Data excerpts:

——

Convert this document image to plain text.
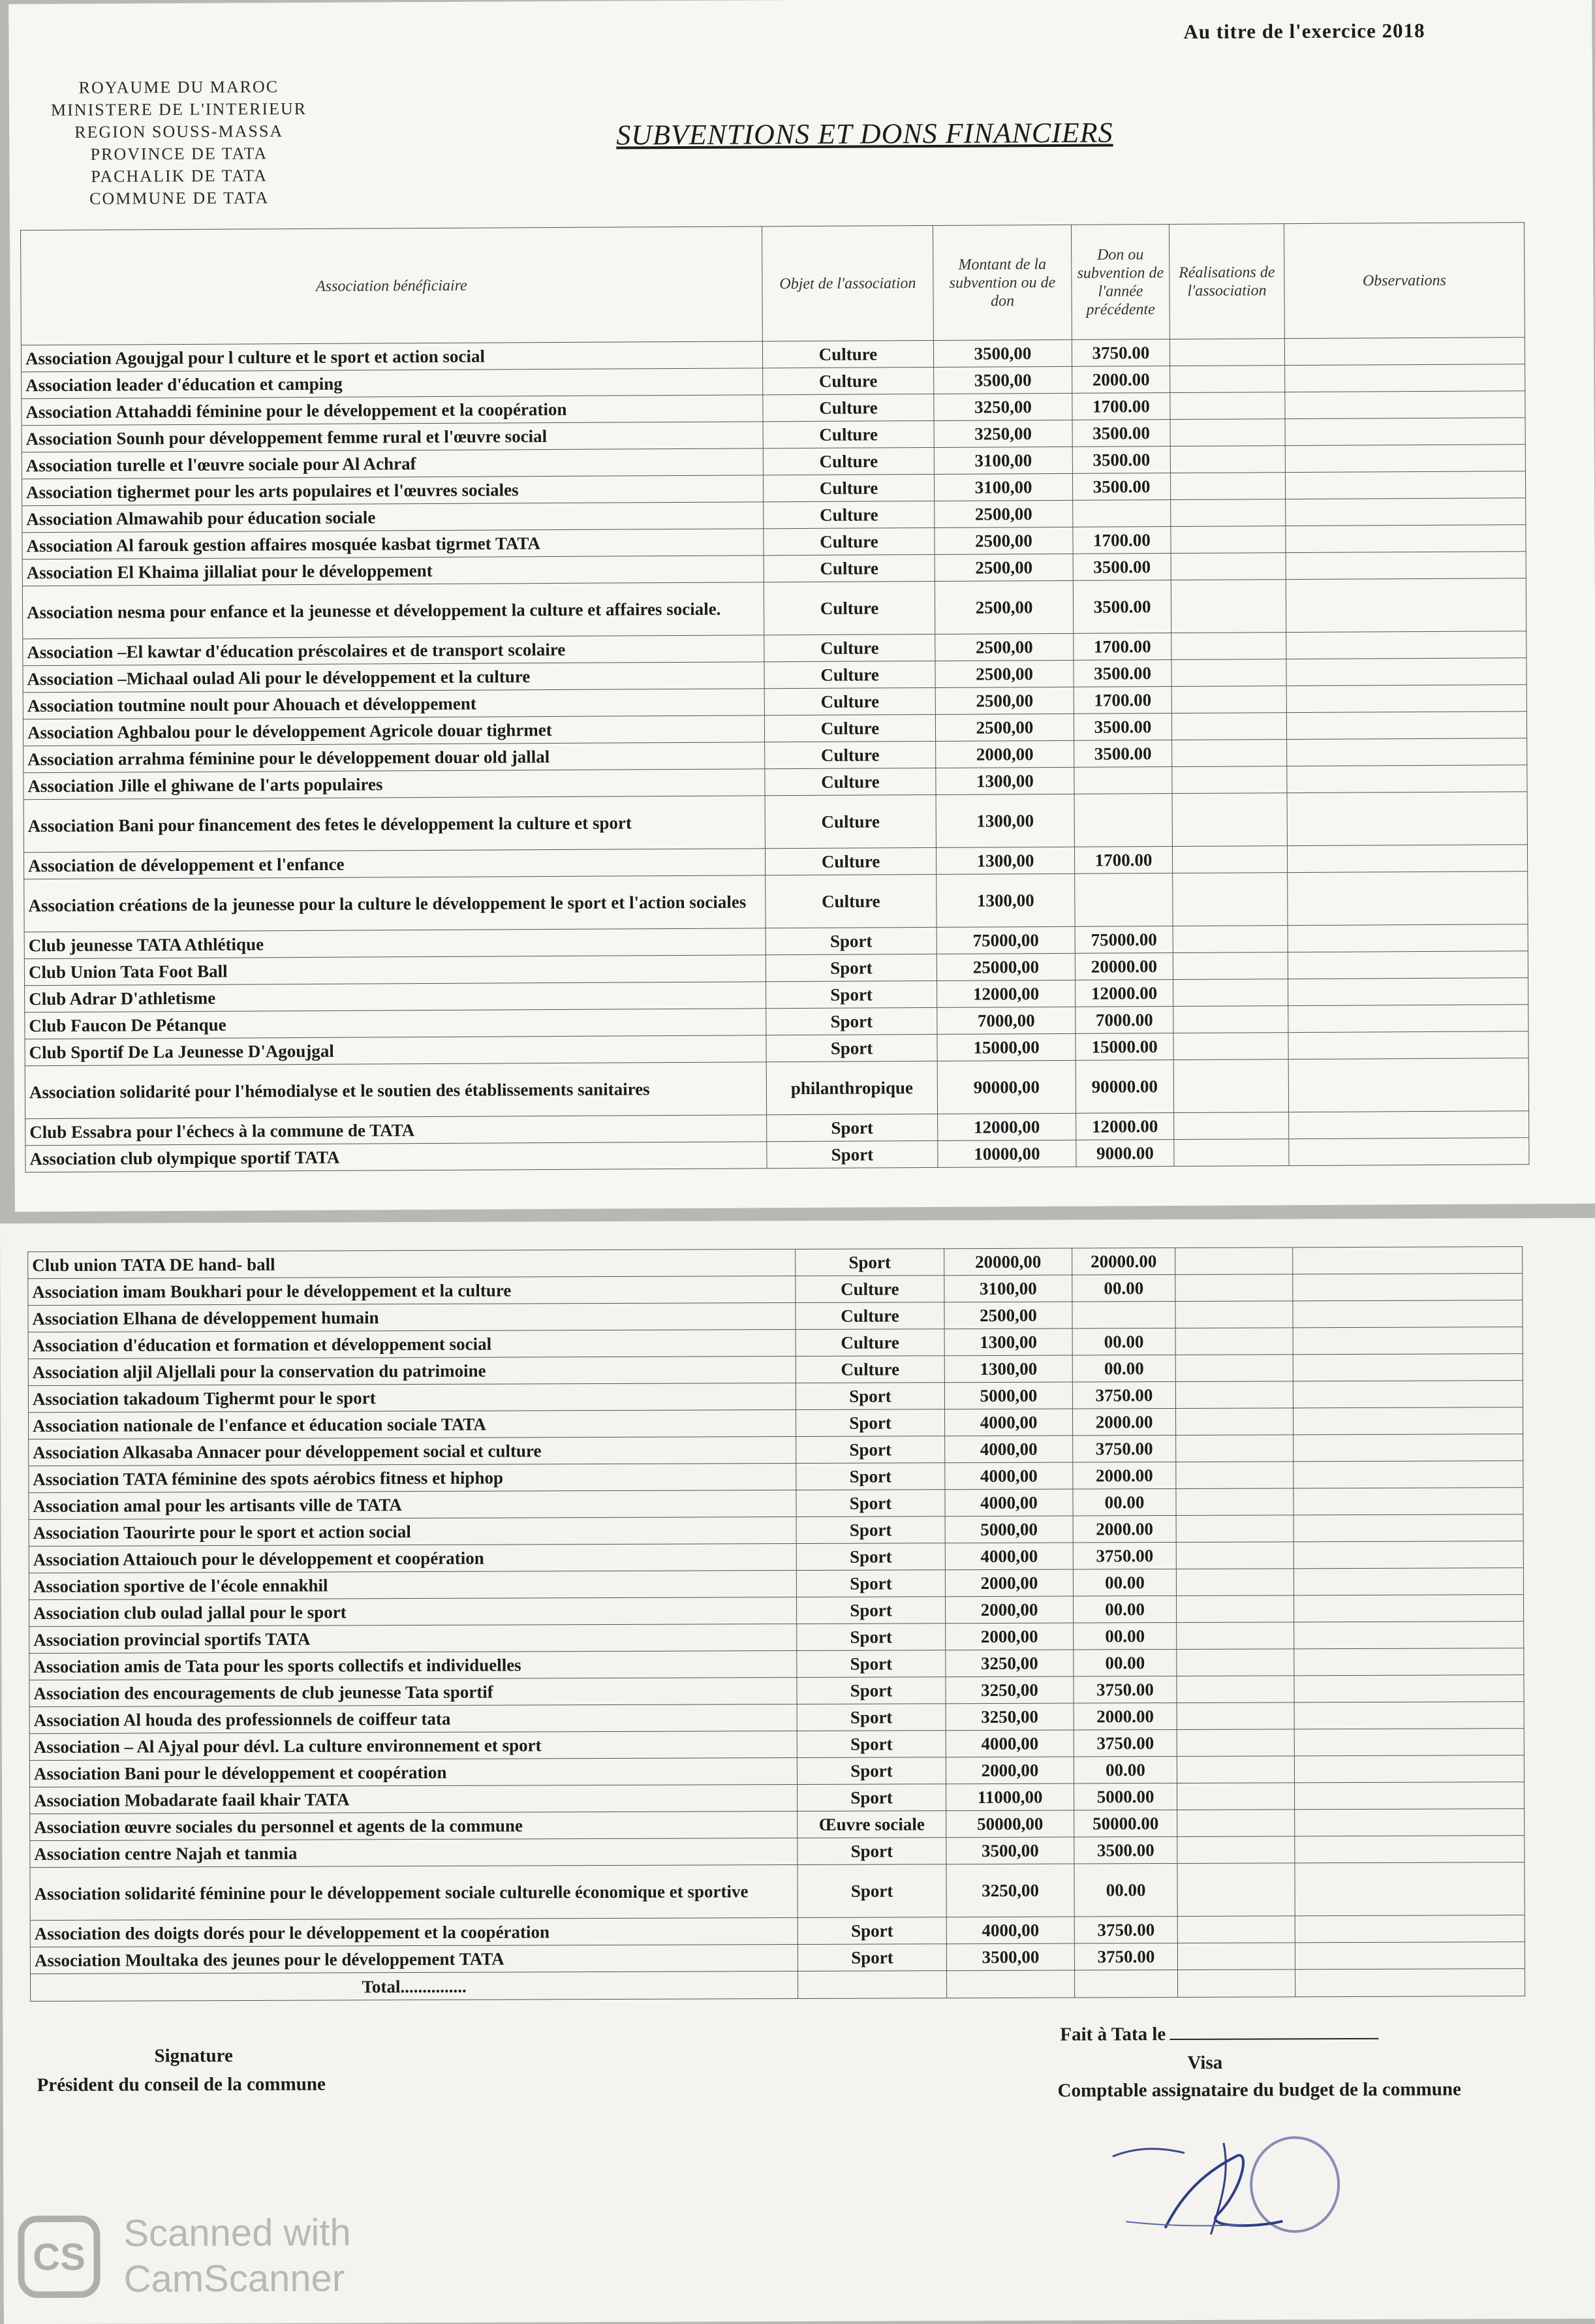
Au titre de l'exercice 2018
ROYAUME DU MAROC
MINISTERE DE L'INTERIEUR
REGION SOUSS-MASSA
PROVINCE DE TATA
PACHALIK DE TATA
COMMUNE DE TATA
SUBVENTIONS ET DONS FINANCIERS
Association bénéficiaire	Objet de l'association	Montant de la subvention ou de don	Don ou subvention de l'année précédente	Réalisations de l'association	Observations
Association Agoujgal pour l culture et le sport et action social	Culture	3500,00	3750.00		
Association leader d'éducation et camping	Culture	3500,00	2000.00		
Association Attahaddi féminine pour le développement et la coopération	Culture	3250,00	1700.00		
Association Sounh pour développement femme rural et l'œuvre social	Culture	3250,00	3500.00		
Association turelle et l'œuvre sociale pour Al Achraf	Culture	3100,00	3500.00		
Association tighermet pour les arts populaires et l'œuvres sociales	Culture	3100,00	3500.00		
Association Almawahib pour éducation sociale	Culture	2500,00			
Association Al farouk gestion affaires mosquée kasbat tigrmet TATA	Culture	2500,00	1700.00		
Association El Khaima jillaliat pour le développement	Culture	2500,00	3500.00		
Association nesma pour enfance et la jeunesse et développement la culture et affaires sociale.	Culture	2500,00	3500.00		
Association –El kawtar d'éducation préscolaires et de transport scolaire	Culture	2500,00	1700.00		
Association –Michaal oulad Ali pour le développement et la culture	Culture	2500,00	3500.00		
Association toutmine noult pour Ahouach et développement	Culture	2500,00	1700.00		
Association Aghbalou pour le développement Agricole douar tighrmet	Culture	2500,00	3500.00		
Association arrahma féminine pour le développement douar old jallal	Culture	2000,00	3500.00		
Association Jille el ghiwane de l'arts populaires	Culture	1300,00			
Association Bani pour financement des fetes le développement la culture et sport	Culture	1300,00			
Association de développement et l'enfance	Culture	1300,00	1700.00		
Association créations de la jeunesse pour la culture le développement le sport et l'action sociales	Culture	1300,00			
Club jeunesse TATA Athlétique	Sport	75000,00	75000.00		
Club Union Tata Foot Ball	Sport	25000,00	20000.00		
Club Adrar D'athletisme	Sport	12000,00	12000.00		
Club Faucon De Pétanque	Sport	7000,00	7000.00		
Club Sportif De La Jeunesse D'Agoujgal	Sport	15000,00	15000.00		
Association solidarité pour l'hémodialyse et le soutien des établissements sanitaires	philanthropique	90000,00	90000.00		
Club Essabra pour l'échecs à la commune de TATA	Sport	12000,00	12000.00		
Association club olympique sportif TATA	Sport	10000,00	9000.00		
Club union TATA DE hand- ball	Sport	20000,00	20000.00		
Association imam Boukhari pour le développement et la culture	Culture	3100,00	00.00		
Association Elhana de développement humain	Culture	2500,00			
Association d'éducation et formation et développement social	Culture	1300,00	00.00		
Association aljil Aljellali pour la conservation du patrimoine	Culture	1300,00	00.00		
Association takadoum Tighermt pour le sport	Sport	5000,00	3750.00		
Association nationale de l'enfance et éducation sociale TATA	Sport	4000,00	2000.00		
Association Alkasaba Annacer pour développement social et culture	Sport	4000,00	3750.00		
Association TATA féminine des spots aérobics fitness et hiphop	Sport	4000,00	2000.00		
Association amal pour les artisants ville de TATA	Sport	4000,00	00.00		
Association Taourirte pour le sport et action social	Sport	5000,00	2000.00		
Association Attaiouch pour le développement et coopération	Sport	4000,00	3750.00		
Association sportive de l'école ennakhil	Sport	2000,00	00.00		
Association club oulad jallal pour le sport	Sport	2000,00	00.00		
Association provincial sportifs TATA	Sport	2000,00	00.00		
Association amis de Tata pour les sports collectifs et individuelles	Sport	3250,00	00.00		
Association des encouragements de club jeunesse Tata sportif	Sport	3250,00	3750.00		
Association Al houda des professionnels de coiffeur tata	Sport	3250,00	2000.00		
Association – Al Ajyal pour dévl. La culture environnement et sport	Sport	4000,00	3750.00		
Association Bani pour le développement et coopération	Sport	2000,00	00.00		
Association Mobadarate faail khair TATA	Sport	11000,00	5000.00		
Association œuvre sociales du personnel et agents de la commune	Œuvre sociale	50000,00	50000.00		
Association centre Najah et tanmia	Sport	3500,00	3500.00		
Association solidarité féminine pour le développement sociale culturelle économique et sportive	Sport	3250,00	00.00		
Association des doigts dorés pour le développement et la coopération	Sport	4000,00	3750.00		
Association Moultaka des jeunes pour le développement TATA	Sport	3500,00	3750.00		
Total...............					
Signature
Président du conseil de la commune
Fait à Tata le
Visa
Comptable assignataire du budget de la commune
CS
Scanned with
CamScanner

——

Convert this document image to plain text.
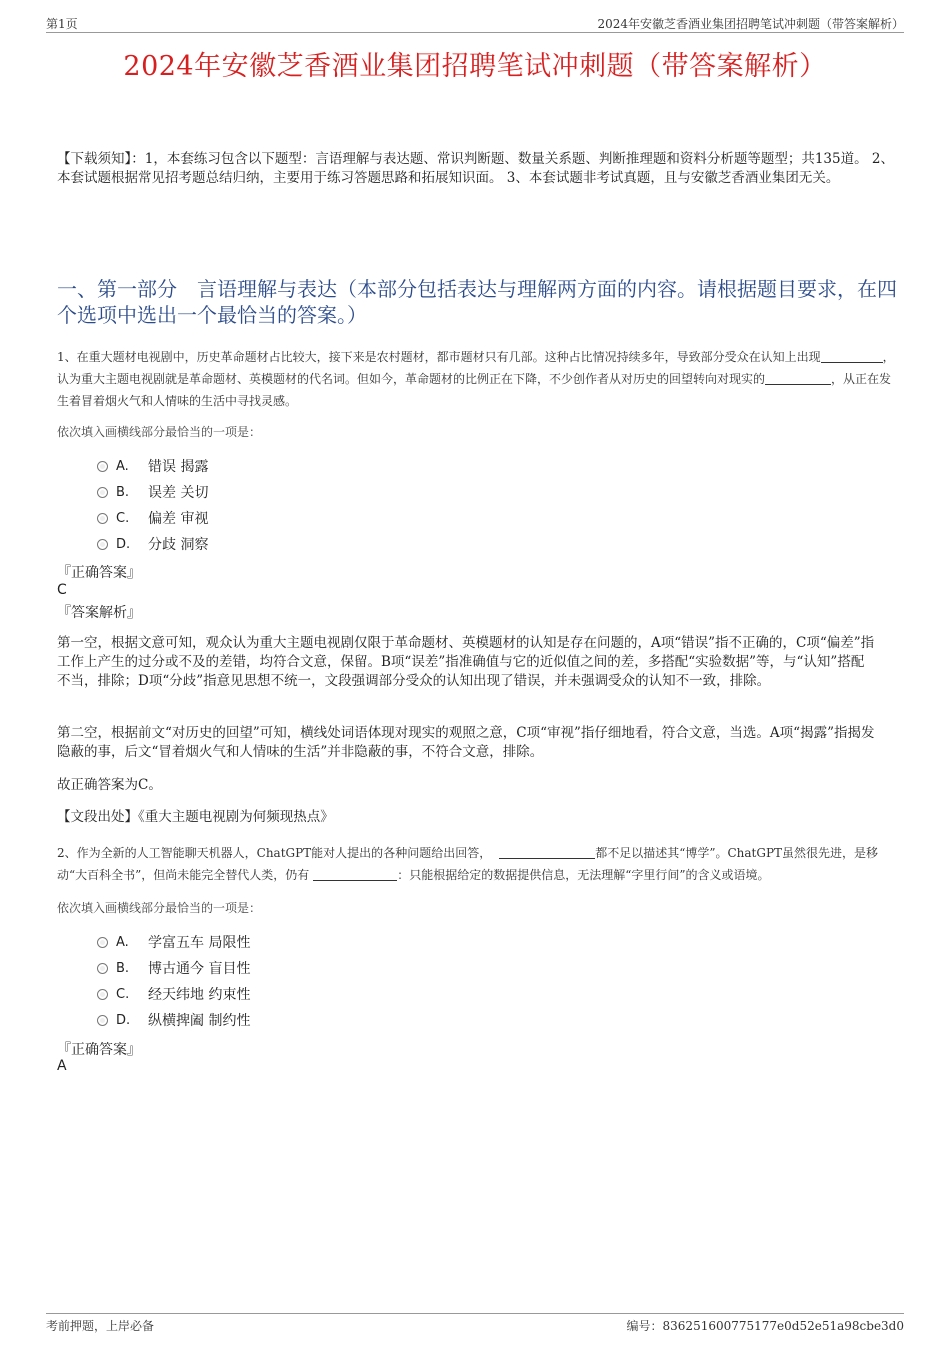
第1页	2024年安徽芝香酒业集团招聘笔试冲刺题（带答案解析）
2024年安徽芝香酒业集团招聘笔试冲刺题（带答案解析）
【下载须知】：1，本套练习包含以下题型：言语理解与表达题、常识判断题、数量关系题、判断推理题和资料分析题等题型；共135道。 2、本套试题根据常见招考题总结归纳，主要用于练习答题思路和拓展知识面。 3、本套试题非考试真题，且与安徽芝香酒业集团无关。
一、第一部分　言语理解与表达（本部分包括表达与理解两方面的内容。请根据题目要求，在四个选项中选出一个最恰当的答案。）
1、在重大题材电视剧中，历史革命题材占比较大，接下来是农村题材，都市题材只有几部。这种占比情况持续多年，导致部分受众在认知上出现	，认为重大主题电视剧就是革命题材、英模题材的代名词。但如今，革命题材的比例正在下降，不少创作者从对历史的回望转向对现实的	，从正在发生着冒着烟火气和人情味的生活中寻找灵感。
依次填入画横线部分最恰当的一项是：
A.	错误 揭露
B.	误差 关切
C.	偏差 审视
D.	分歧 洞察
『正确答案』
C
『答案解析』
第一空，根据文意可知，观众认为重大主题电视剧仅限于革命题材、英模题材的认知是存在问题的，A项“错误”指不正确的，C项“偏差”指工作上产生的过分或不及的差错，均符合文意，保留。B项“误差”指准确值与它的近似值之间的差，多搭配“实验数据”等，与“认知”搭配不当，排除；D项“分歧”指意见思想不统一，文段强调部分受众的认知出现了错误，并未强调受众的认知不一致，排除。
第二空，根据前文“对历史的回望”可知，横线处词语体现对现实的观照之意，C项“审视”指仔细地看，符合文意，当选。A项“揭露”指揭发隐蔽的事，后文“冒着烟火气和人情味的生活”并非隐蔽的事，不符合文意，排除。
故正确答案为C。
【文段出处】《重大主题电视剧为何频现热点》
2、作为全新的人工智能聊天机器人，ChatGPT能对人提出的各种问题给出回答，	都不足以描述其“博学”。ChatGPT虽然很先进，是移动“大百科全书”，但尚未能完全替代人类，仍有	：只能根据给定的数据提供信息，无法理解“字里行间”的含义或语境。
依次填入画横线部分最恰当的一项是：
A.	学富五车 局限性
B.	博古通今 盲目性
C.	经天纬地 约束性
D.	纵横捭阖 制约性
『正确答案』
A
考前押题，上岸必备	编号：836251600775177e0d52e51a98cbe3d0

——

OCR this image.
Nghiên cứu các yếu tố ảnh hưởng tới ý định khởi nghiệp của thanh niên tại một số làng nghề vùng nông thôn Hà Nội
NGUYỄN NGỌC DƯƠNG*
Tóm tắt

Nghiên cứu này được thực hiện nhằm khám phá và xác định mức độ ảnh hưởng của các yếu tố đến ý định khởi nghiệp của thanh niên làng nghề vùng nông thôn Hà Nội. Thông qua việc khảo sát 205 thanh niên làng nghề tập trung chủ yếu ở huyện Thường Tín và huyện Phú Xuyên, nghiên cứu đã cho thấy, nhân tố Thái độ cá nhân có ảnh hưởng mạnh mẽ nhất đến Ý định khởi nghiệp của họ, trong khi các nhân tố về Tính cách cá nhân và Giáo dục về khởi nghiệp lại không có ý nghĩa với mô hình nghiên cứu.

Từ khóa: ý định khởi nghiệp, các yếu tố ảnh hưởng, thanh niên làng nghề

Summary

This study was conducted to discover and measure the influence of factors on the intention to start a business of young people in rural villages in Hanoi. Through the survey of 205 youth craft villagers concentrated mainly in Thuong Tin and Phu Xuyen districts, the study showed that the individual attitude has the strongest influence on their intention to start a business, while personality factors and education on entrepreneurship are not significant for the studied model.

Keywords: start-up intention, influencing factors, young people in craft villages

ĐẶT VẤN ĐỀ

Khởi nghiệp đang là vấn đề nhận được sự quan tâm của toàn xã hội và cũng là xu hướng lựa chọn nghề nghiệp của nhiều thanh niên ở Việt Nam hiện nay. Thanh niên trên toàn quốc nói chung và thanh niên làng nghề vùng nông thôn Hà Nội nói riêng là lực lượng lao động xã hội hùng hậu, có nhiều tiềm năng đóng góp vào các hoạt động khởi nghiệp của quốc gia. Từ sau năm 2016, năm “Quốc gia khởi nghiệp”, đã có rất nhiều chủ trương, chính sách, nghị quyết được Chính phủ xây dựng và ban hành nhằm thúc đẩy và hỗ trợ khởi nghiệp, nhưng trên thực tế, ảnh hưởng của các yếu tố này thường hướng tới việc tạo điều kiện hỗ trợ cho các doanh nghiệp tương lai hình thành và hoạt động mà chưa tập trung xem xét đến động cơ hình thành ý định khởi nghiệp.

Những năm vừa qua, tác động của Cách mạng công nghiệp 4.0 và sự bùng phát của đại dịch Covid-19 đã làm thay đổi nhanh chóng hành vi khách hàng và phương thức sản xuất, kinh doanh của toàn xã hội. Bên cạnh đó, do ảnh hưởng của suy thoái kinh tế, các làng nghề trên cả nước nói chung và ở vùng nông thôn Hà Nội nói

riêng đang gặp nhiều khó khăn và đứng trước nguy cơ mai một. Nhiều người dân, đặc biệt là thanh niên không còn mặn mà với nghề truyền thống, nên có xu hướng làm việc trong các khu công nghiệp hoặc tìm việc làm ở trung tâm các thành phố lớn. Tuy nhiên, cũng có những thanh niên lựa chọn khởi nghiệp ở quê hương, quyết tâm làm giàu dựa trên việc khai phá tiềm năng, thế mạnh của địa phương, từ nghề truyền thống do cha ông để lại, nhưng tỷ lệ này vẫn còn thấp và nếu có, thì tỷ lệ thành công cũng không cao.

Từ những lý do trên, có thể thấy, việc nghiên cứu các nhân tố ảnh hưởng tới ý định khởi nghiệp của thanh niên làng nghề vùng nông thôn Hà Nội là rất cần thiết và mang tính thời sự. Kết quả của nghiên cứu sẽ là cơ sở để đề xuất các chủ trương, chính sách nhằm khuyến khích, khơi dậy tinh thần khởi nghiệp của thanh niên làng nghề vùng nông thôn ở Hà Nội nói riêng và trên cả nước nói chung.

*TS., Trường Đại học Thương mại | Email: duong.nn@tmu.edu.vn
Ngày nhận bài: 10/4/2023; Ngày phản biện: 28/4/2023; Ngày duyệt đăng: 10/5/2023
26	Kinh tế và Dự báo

——

▶ **Problem statement**
Identify and copy all lines with the word "éducation".

▶ **The answer**
Association leader d'éducation et camping	Culture	3500,00	2000.00		
Association Almawahib pour éducation sociale	Culture	2500,00			
Association –El kawtar d'éducation préscolaires et de transport scolaire	Culture	2500,00	1700.00		
Association d'éducation et formation et développement social	Culture	1300,00	00.00		
Association nationale de l'enfance et éducation sociale TATA	Sport	4000,00	2000.00		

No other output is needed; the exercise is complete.